*WHAT IS NEEDED*:
Find the word "image" in the material below and gather every line that contains it.

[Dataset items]
....
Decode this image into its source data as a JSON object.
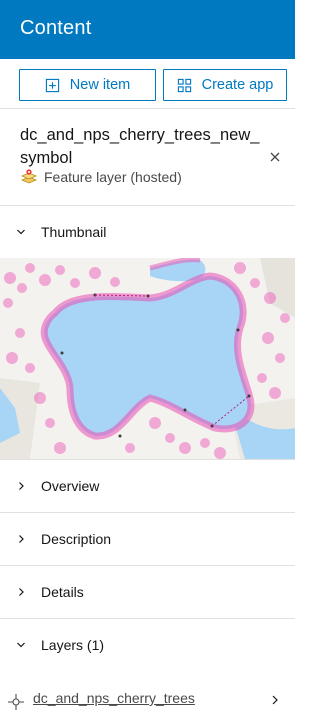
{
  "header": {
    "title": "Content"
  },
  "actions": {
    "new_item": "New item",
    "create_app": "Create app"
  },
  "item": {
    "title": "dc_and_nps_cherry_trees_new_symbol",
    "type": "Feature layer (hosted)"
  },
  "sections": {
    "thumbnail": "Thumbnail",
    "overview": "Overview",
    "description": "Description",
    "details": "Details",
    "layers": "Layers (1)"
  },
  "layers": [
    {
      "name": "dc_and_nps_cherry_trees"
    }
  ],
  "colors": {
    "brand": "#0079c1",
    "water": "#a8d5f5",
    "blossom": "#e84fb4"
  }
}
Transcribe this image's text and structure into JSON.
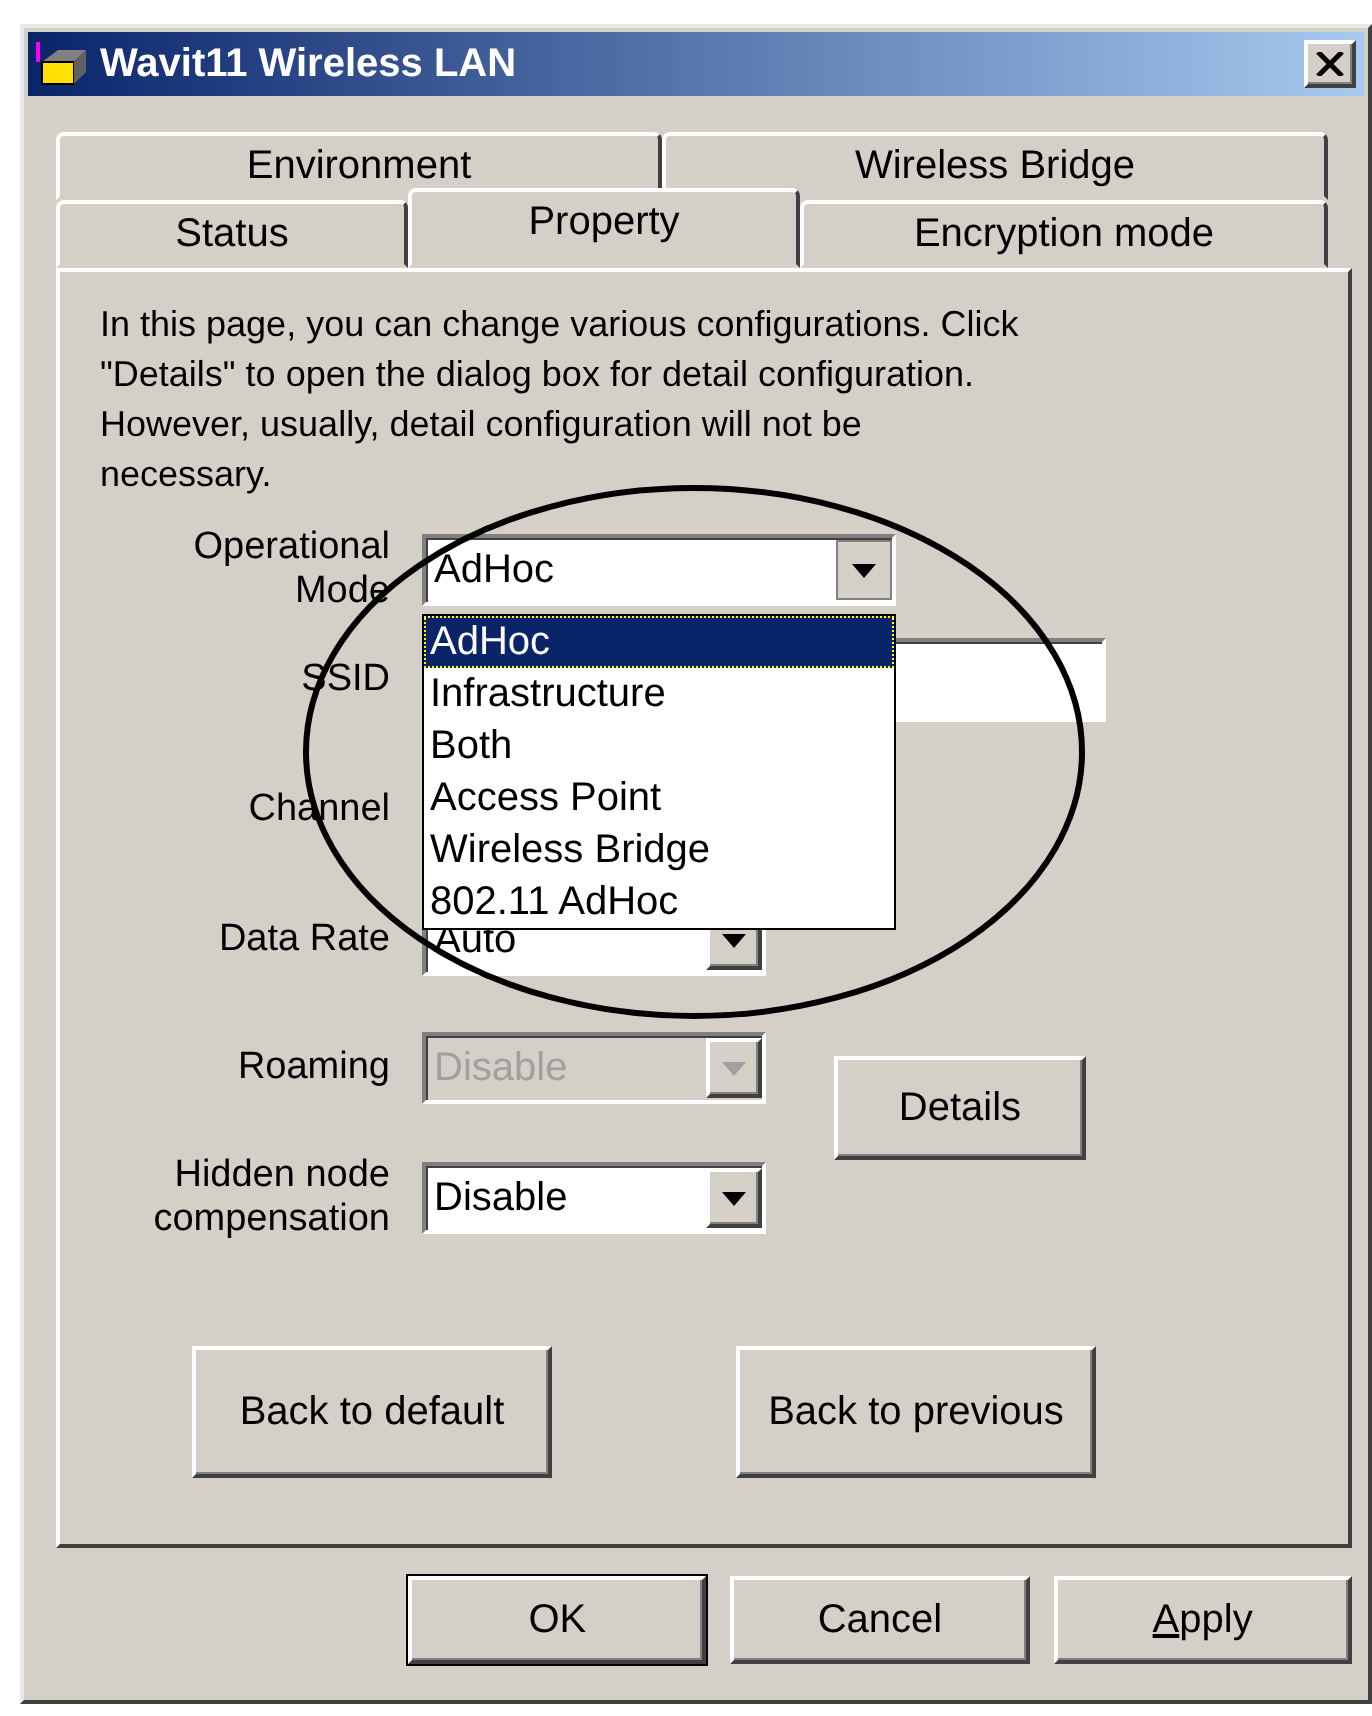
{
  "window": {
    "title": "Wavit11 Wireless LAN"
  },
  "tab_rows": [
    [
      {
        "label": "Environment",
        "selected": false
      },
      {
        "label": "Wireless Bridge",
        "selected": false
      }
    ],
    [
      {
        "label": "Status",
        "selected": false
      },
      {
        "label": "Property",
        "selected": true
      },
      {
        "label": "Encryption mode",
        "selected": false
      }
    ]
  ],
  "intro": "In this page, you can change various configurations. Click \"Details\" to open the dialog box for detail configuration. However, usually, detail configuration will not be necessary.",
  "fields": [
    {
      "kind": "combo",
      "label": "Operational Mode",
      "value": "AdHoc",
      "expanded": true,
      "options": [
        {
          "label": "AdHoc",
          "selected": true
        },
        {
          "label": "Infrastructure",
          "selected": false
        },
        {
          "label": "Both",
          "selected": false
        },
        {
          "label": "Access Point",
          "selected": false
        },
        {
          "label": "Wireless Bridge",
          "selected": false
        },
        {
          "label": "802.11 AdHoc",
          "selected": false
        }
      ]
    },
    {
      "kind": "text",
      "label": "SSID"
    },
    {
      "kind": "covered",
      "label": "Channel"
    },
    {
      "kind": "combo",
      "label": "Data Rate",
      "value": "Auto",
      "expanded": false
    }
  ],
  "lower_fields": [
    {
      "kind": "combo",
      "label": "Roaming",
      "value": "Disable",
      "disabled": true
    },
    {
      "kind": "combo",
      "label": "Hidden node compensation",
      "value": "Disable",
      "disabled": false
    }
  ],
  "details_button": "Details",
  "reset_buttons": [
    "Back to default",
    "Back to previous"
  ],
  "dialog_buttons": [
    {
      "label": "OK",
      "default": true
    },
    {
      "label": "Cancel",
      "default": false
    },
    {
      "label": "Apply",
      "default": false,
      "mnemonic_first": true
    }
  ]
}
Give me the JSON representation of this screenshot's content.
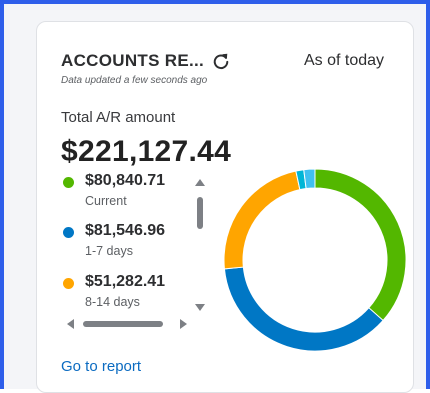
{
  "widget": {
    "title": "ACCOUNTS RE...",
    "as_of": "As of today",
    "updated": "Data updated a few seconds ago",
    "total_label": "Total A/R amount",
    "total_amount": "$221,127.44",
    "link": "Go to report"
  },
  "legend": [
    {
      "amount": "$80,840.71",
      "label": "Current",
      "color": "#53b700"
    },
    {
      "amount": "$81,546.96",
      "label": "1-7 days",
      "color": "#0077c5"
    },
    {
      "amount": "$51,282.41",
      "label": "8-14 days",
      "color": "#ffa500"
    }
  ],
  "chart_data": {
    "type": "pie",
    "style": "donut",
    "values": [
      80840.71,
      81546.96,
      51282.41,
      3100,
      4357.36
    ],
    "colors": [
      "#53b700",
      "#0077c5",
      "#ffa500",
      "#00b6d6",
      "#40c0f0"
    ]
  }
}
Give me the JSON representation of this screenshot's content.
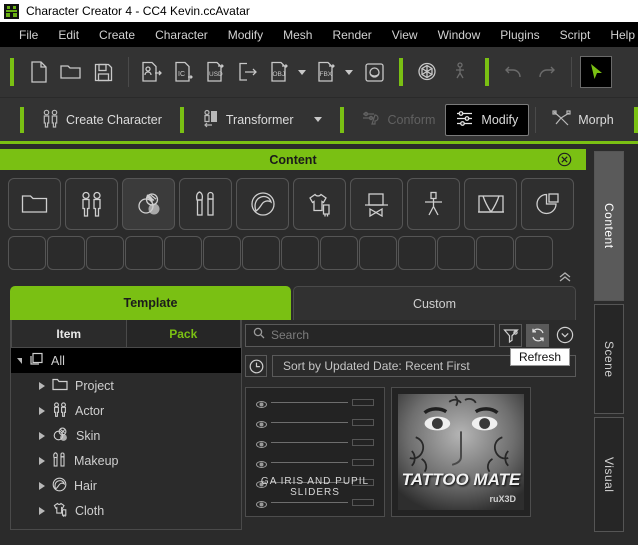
{
  "window": {
    "title": "Character Creator 4 - CC4 Kevin.ccAvatar",
    "logo_icon": "character-creator-logo-icon",
    "accent_color": "#7ac013",
    "chrome_color": "#333333"
  },
  "menubar": {
    "items": [
      {
        "label": "File"
      },
      {
        "label": "Edit"
      },
      {
        "label": "Create"
      },
      {
        "label": "Character"
      },
      {
        "label": "Modify"
      },
      {
        "label": "Mesh"
      },
      {
        "label": "Render"
      },
      {
        "label": "View"
      },
      {
        "label": "Window"
      },
      {
        "label": "Plugins"
      },
      {
        "label": "Script"
      },
      {
        "label": "Help"
      }
    ]
  },
  "toolbar": {
    "buttons": [
      {
        "icon": "new-file-icon",
        "label": "New",
        "enabled": true
      },
      {
        "icon": "open-folder-icon",
        "label": "Open",
        "enabled": true
      },
      {
        "icon": "save-icon",
        "label": "Save",
        "enabled": true
      },
      {
        "icon": "import-character-icon",
        "label": "Import Character",
        "enabled": true
      },
      {
        "icon": "import-ic-icon",
        "label": "Import iClone",
        "enabled": true
      },
      {
        "icon": "import-usd-icon",
        "label": "Import USD",
        "enabled": true
      },
      {
        "icon": "export-icon",
        "label": "Export",
        "enabled": true
      },
      {
        "icon": "export-obj-icon",
        "label": "Export OBJ",
        "enabled": true,
        "dropdown": true
      },
      {
        "icon": "export-fbx-icon",
        "label": "Export FBX",
        "enabled": true,
        "dropdown": true
      },
      {
        "icon": "preview-render-icon",
        "label": "Render",
        "enabled": true
      },
      {
        "icon": "transform-3d-icon",
        "label": "3D Transform",
        "enabled": true
      },
      {
        "icon": "motion-icon",
        "label": "Motion",
        "enabled": false
      },
      {
        "icon": "undo-icon",
        "label": "Undo",
        "enabled": false
      },
      {
        "icon": "redo-icon",
        "label": "Redo",
        "enabled": false
      },
      {
        "icon": "select-cursor-icon",
        "label": "Select",
        "enabled": true,
        "active": true
      }
    ]
  },
  "modebar": {
    "modes": [
      {
        "label": "Create Character",
        "icon": "create-character-icon",
        "state": "normal"
      },
      {
        "label": "Transformer",
        "icon": "transformer-icon",
        "state": "normal",
        "dropdown": true
      },
      {
        "label": "Conform",
        "icon": "conform-icon",
        "state": "disabled"
      },
      {
        "label": "Modify",
        "icon": "modify-icon",
        "state": "active"
      },
      {
        "label": "Morph",
        "icon": "morph-icon",
        "state": "normal"
      }
    ],
    "end_icon": "sphere-shade-icon"
  },
  "content_panel": {
    "title": "Content",
    "close_icon": "close-icon",
    "collapse_icon": "collapse-chevron-icon",
    "categories": [
      {
        "icon": "project-folder-icon",
        "name": "Project"
      },
      {
        "icon": "actor-icon",
        "name": "Actor"
      },
      {
        "icon": "skin-icon",
        "name": "Skin",
        "selected": true
      },
      {
        "icon": "makeup-icon",
        "name": "Makeup"
      },
      {
        "icon": "hair-icon",
        "name": "Hair"
      },
      {
        "icon": "cloth-icon",
        "name": "Cloth"
      },
      {
        "icon": "accessory-icon",
        "name": "Accessory"
      },
      {
        "icon": "motion-pose-icon",
        "name": "Motion"
      },
      {
        "icon": "stage-icon",
        "name": "Stage"
      },
      {
        "icon": "preset-icon",
        "name": "Preset"
      }
    ],
    "favorite_slots_count": 14,
    "tabs": [
      {
        "label": "Template",
        "active": true
      },
      {
        "label": "Custom",
        "active": false
      }
    ],
    "item_pack_tabs": [
      {
        "label": "Item",
        "active": true
      },
      {
        "label": "Pack",
        "active": false
      }
    ],
    "search": {
      "placeholder": "Search",
      "value": "",
      "icon": "search-icon"
    },
    "search_buttons": [
      {
        "icon": "filter-icon",
        "label": "Filter",
        "state": "normal"
      },
      {
        "icon": "refresh-icon",
        "label": "Refresh",
        "state": "hovered"
      },
      {
        "icon": "chevron-down-circle-icon",
        "label": "More",
        "state": "normal"
      }
    ],
    "tooltip": "Refresh",
    "sort": {
      "icon": "clock-icon",
      "label": "Sort by Updated Date: Recent First"
    },
    "tree": [
      {
        "label": "All",
        "icon": "all-items-icon",
        "level": 0,
        "expanded": true,
        "selected": true
      },
      {
        "label": "Project",
        "icon": "project-folder-icon",
        "level": 1,
        "expanded": false,
        "selected": false
      },
      {
        "label": "Actor",
        "icon": "actor-icon",
        "level": 1,
        "expanded": false,
        "selected": false
      },
      {
        "label": "Skin",
        "icon": "skin-icon",
        "level": 1,
        "expanded": false,
        "selected": false
      },
      {
        "label": "Makeup",
        "icon": "makeup-icon",
        "level": 1,
        "expanded": false,
        "selected": false
      },
      {
        "label": "Hair",
        "icon": "hair-icon",
        "level": 1,
        "expanded": false,
        "selected": false
      },
      {
        "label": "Cloth",
        "icon": "cloth-icon",
        "level": 1,
        "expanded": false,
        "selected": false
      }
    ],
    "thumbnails": [
      {
        "title": "GA IRIS AND PUPIL SLIDERS",
        "type": "slider-card",
        "slider_count": 6
      },
      {
        "title": "TATTOO MATE",
        "subtitle": "ruX3D",
        "type": "image-card"
      }
    ]
  },
  "dock": {
    "tabs": [
      {
        "label": "Content",
        "active": true
      },
      {
        "label": "Scene",
        "active": false
      },
      {
        "label": "Visual",
        "active": false
      }
    ]
  }
}
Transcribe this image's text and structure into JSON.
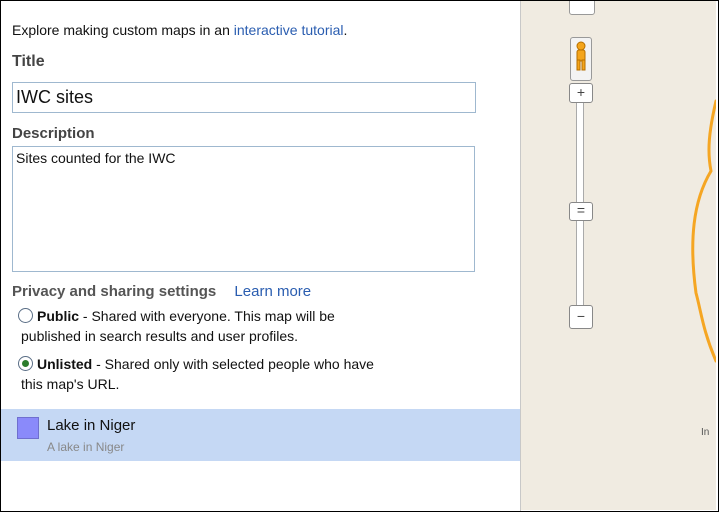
{
  "intro": {
    "prefix": "Explore making custom maps in an ",
    "link": "interactive tutorial",
    "suffix": "."
  },
  "form": {
    "title_label": "Title",
    "title_value": "IWC sites",
    "description_label": "Description",
    "description_value": "Sites counted for the IWC"
  },
  "privacy": {
    "label": "Privacy and sharing settings",
    "learn_more": "Learn more",
    "options": [
      {
        "title": "Public",
        "line1": " - Shared with everyone. This map will be",
        "line2": "published in search results and user profiles.",
        "selected": false
      },
      {
        "title": "Unlisted",
        "line1": " - Shared only with selected people who have",
        "line2": "this map's URL.",
        "selected": true
      }
    ]
  },
  "layer": {
    "name": "Lake in Niger",
    "description": "A lake in Niger",
    "color": "#8a8afa"
  },
  "map": {
    "zoom_in": "+",
    "zoom_handle": "=",
    "zoom_out": "−",
    "edge_label": "In ",
    "route_color": "#f5a623"
  }
}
....
*PROBLEM SOLUTION*:
Decode this image into its source data as a JSON object.
Transcribe this image's text and structure into JSON.
        "type": "image-card"
Transcribe this image's text and structure into JSON.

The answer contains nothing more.